> Data lines:
● ● ●

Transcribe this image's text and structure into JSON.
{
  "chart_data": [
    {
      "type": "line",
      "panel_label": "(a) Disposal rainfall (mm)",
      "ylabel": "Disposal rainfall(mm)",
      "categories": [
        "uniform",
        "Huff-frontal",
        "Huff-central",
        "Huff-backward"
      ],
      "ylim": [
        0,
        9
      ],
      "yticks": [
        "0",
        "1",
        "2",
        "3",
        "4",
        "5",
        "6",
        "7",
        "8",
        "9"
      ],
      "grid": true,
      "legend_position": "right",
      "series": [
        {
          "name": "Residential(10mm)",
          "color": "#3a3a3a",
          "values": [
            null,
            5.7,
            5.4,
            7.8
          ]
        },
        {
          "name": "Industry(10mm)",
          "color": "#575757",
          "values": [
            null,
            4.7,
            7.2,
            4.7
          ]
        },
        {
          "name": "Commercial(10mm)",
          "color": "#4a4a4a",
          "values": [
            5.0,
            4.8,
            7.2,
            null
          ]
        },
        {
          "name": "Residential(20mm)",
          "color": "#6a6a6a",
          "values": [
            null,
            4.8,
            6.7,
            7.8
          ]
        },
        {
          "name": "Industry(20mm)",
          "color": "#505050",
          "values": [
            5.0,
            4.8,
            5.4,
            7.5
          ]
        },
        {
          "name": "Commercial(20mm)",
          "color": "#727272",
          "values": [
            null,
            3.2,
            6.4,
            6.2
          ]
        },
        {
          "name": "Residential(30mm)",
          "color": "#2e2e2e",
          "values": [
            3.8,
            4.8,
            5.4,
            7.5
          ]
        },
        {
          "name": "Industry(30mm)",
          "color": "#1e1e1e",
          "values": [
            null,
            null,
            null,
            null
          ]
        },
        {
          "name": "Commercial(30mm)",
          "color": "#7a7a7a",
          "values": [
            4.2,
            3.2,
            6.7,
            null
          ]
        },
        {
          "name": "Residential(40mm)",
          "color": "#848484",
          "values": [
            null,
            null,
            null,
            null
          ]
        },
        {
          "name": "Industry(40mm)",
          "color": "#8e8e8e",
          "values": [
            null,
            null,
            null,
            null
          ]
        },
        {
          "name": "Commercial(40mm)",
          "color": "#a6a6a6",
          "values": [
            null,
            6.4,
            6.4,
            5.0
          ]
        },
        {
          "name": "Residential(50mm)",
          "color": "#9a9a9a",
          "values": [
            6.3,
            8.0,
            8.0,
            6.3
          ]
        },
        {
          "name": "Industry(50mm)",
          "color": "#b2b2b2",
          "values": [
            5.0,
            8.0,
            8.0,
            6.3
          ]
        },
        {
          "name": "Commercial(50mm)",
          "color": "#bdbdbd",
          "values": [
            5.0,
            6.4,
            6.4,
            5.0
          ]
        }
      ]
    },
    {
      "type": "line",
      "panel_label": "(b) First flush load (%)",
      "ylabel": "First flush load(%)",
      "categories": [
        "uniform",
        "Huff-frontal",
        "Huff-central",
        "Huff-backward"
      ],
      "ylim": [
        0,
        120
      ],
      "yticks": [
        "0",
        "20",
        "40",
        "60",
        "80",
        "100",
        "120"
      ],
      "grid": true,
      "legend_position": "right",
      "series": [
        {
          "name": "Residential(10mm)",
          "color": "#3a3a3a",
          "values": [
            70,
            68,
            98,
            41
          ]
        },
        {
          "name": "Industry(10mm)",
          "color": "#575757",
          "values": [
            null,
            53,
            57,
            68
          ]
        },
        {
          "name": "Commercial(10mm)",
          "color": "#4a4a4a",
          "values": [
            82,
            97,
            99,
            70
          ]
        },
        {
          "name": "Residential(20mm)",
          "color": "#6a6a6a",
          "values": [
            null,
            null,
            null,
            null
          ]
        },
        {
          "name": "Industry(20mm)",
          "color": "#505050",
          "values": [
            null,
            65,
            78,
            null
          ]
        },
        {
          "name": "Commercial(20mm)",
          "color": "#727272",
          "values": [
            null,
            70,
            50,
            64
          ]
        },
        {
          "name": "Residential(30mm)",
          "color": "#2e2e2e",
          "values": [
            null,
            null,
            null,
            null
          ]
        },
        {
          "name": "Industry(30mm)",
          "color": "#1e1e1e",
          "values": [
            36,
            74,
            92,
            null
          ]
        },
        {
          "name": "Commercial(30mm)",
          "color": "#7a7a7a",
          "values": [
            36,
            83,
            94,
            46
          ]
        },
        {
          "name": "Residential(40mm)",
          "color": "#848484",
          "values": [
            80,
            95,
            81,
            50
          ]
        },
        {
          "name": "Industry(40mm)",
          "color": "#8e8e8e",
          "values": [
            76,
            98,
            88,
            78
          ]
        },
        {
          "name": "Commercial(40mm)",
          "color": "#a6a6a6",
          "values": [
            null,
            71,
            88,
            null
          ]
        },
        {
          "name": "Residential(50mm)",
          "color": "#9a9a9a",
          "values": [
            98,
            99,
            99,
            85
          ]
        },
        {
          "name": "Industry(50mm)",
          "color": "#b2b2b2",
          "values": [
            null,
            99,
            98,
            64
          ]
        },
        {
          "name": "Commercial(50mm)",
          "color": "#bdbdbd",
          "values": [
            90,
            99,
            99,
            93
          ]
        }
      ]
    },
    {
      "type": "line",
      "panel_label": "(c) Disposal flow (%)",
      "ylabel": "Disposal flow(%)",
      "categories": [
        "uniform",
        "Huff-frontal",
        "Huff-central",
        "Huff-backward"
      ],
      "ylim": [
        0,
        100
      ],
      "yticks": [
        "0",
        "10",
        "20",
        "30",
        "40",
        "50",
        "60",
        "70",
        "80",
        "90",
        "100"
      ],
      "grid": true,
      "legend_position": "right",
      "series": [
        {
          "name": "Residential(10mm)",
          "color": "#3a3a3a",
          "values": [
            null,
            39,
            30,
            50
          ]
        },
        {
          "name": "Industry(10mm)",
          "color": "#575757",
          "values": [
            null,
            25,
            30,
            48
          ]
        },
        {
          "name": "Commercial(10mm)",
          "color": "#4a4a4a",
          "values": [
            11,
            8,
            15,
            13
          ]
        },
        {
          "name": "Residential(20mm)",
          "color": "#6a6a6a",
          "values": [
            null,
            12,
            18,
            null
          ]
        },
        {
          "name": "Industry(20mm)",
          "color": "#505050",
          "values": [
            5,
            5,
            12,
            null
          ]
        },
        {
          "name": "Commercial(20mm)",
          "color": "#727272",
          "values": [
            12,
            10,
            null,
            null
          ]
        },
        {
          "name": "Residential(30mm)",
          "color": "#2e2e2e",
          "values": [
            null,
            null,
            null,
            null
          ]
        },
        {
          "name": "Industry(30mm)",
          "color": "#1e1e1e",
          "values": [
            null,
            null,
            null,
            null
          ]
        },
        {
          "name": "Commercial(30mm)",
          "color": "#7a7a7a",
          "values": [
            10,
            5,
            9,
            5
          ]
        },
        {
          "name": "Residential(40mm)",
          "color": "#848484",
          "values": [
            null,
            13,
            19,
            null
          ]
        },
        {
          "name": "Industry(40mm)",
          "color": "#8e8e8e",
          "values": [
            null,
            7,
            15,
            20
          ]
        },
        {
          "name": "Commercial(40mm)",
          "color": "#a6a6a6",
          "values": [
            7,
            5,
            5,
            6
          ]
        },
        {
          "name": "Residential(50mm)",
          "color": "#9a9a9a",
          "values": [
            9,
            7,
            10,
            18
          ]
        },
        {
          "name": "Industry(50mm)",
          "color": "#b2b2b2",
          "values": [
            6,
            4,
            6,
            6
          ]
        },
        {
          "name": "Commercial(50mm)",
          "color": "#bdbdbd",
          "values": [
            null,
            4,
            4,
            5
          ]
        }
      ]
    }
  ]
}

● ● ●

> What is expected:
Type the material above out again, exactly.

> Exercise result:
Transcribe this image's text and structure into JSON.
{
  "chart_data": [
    {
      "type": "line",
      "panel_label": "(a) Disposal rainfall (mm)",
      "ylabel": "Disposal rainfall(mm)",
      "categories": [
        "uniform",
        "Huff-frontal",
        "Huff-central",
        "Huff-backward"
      ],
      "ylim": [
        0,
        9
      ],
      "yticks": [
        "0",
        "1",
        "2",
        "3",
        "4",
        "5",
        "6",
        "7",
        "8",
        "9"
      ],
      "grid": true,
      "legend_position": "right",
      "series": [
        {
          "name": "Residential(10mm)",
          "color": "#3a3a3a",
          "values": [
            null,
            5.7,
            5.4,
            7.8
          ]
        },
        {
          "name": "Industry(10mm)",
          "color": "#575757",
          "values": [
            null,
            4.7,
            7.2,
            4.7
          ]
        },
        {
          "name": "Commercial(10mm)",
          "color": "#4a4a4a",
          "values": [
            5.0,
            4.8,
            7.2,
            null
          ]
        },
        {
          "name": "Residential(20mm)",
          "color": "#6a6a6a",
          "values": [
            null,
            4.8,
            6.7,
            7.8
          ]
        },
        {
          "name": "Industry(20mm)",
          "color": "#505050",
          "values": [
            5.0,
            4.8,
            5.4,
            7.5
          ]
        },
        {
          "name": "Commercial(20mm)",
          "color": "#727272",
          "values": [
            null,
            3.2,
            6.4,
            6.2
          ]
        },
        {
          "name": "Residential(30mm)",
          "color": "#2e2e2e",
          "values": [
            3.8,
            4.8,
            5.4,
            7.5
          ]
        },
        {
          "name": "Industry(30mm)",
          "color": "#1e1e1e",
          "values": [
            null,
            null,
            null,
            null
          ]
        },
        {
          "name": "Commercial(30mm)",
          "color": "#7a7a7a",
          "values": [
            4.2,
            3.2,
            6.7,
            null
          ]
        },
        {
          "name": "Residential(40mm)",
          "color": "#848484",
          "values": [
            null,
            null,
            null,
            null
          ]
        },
        {
          "name": "Industry(40mm)",
          "color": "#8e8e8e",
          "values": [
            null,
            null,
            null,
            null
          ]
        },
        {
          "name": "Commercial(40mm)",
          "color": "#a6a6a6",
          "values": [
            null,
            6.4,
            6.4,
            5.0
          ]
        },
        {
          "name": "Residential(50mm)",
          "color": "#9a9a9a",
          "values": [
            6.3,
            8.0,
            8.0,
            6.3
          ]
        },
        {
          "name": "Industry(50mm)",
          "color": "#b2b2b2",
          "values": [
            5.0,
            8.0,
            8.0,
            6.3
          ]
        },
        {
          "name": "Commercial(50mm)",
          "color": "#bdbdbd",
          "values": [
            5.0,
            6.4,
            6.4,
            5.0
          ]
        }
      ]
    },
    {
      "type": "line",
      "panel_label": "(b) First flush load (%)",
      "ylabel": "First flush load(%)",
      "categories": [
        "uniform",
        "Huff-frontal",
        "Huff-central",
        "Huff-backward"
      ],
      "ylim": [
        0,
        120
      ],
      "yticks": [
        "0",
        "20",
        "40",
        "60",
        "80",
        "100",
        "120"
      ],
      "grid": true,
      "legend_position": "right",
      "series": [
        {
          "name": "Residential(10mm)",
          "color": "#3a3a3a",
          "values": [
            70,
            68,
            98,
            41
          ]
        },
        {
          "name": "Industry(10mm)",
          "color": "#575757",
          "values": [
            null,
            53,
            57,
            68
          ]
        },
        {
          "name": "Commercial(10mm)",
          "color": "#4a4a4a",
          "values": [
            82,
            97,
            99,
            70
          ]
        },
        {
          "name": "Residential(20mm)",
          "color": "#6a6a6a",
          "values": [
            null,
            null,
            null,
            null
          ]
        },
        {
          "name": "Industry(20mm)",
          "color": "#505050",
          "values": [
            null,
            65,
            78,
            null
          ]
        },
        {
          "name": "Commercial(20mm)",
          "color": "#727272",
          "values": [
            null,
            70,
            50,
            64
          ]
        },
        {
          "name": "Residential(30mm)",
          "color": "#2e2e2e",
          "values": [
            null,
            null,
            null,
            null
          ]
        },
        {
          "name": "Industry(30mm)",
          "color": "#1e1e1e",
          "values": [
            36,
            74,
            92,
            null
          ]
        },
        {
          "name": "Commercial(30mm)",
          "color": "#7a7a7a",
          "values": [
            36,
            83,
            94,
            46
          ]
        },
        {
          "name": "Residential(40mm)",
          "color": "#848484",
          "values": [
            80,
            95,
            81,
            50
          ]
        },
        {
          "name": "Industry(40mm)",
          "color": "#8e8e8e",
          "values": [
            76,
            98,
            88,
            78
          ]
        },
        {
          "name": "Commercial(40mm)",
          "color": "#a6a6a6",
          "values": [
            null,
            71,
            88,
            null
          ]
        },
        {
          "name": "Residential(50mm)",
          "color": "#9a9a9a",
          "values": [
            98,
            99,
            99,
            85
          ]
        },
        {
          "name": "Industry(50mm)",
          "color": "#b2b2b2",
          "values": [
            null,
            99,
            98,
            64
          ]
        },
        {
          "name": "Commercial(50mm)",
          "color": "#bdbdbd",
          "values": [
            90,
            99,
            99,
            93
          ]
        }
      ]
    },
    {
      "type": "line",
      "panel_label": "(c) Disposal flow (%)",
      "ylabel": "Disposal flow(%)",
      "categories": [
        "uniform",
        "Huff-frontal",
        "Huff-central",
        "Huff-backward"
      ],
      "ylim": [
        0,
        100
      ],
      "yticks": [
        "0",
        "10",
        "20",
        "30",
        "40",
        "50",
        "60",
        "70",
        "80",
        "90",
        "100"
      ],
      "grid": true,
      "legend_position": "right",
      "series": [
        {
          "name": "Residential(10mm)",
          "color": "#3a3a3a",
          "values": [
            null,
            39,
            30,
            50
          ]
        },
        {
          "name": "Industry(10mm)",
          "color": "#575757",
          "values": [
            null,
            25,
            30,
            48
          ]
        },
        {
          "name": "Commercial(10mm)",
          "color": "#4a4a4a",
          "values": [
            11,
            8,
            15,
            13
          ]
        },
        {
          "name": "Residential(20mm)",
          "color": "#6a6a6a",
          "values": [
            null,
            12,
            18,
            null
          ]
        },
        {
          "name": "Industry(20mm)",
          "color": "#505050",
          "values": [
            5,
            5,
            12,
            null
          ]
        },
        {
          "name": "Commercial(20mm)",
          "color": "#727272",
          "values": [
            12,
            10,
            null,
            null
          ]
        },
        {
          "name": "Residential(30mm)",
          "color": "#2e2e2e",
          "values": [
            null,
            null,
            null,
            null
          ]
        },
        {
          "name": "Industry(30mm)",
          "color": "#1e1e1e",
          "values": [
            null,
            null,
            null,
            null
          ]
        },
        {
          "name": "Commercial(30mm)",
          "color": "#7a7a7a",
          "values": [
            10,
            5,
            9,
            5
          ]
        },
        {
          "name": "Residential(40mm)",
          "color": "#848484",
          "values": [
            null,
            13,
            19,
            null
          ]
        },
        {
          "name": "Industry(40mm)",
          "color": "#8e8e8e",
          "values": [
            null,
            7,
            15,
            20
          ]
        },
        {
          "name": "Commercial(40mm)",
          "color": "#a6a6a6",
          "values": [
            7,
            5,
            5,
            6
          ]
        },
        {
          "name": "Residential(50mm)",
          "color": "#9a9a9a",
          "values": [
            9,
            7,
            10,
            18
          ]
        },
        {
          "name": "Industry(50mm)",
          "color": "#b2b2b2",
          "values": [
            6,
            4,
            6,
            6
          ]
        },
        {
          "name": "Commercial(50mm)",
          "color": "#bdbdbd",
          "values": [
            null,
            4,
            4,
            5
          ]
        }
      ]
    }
  ]
}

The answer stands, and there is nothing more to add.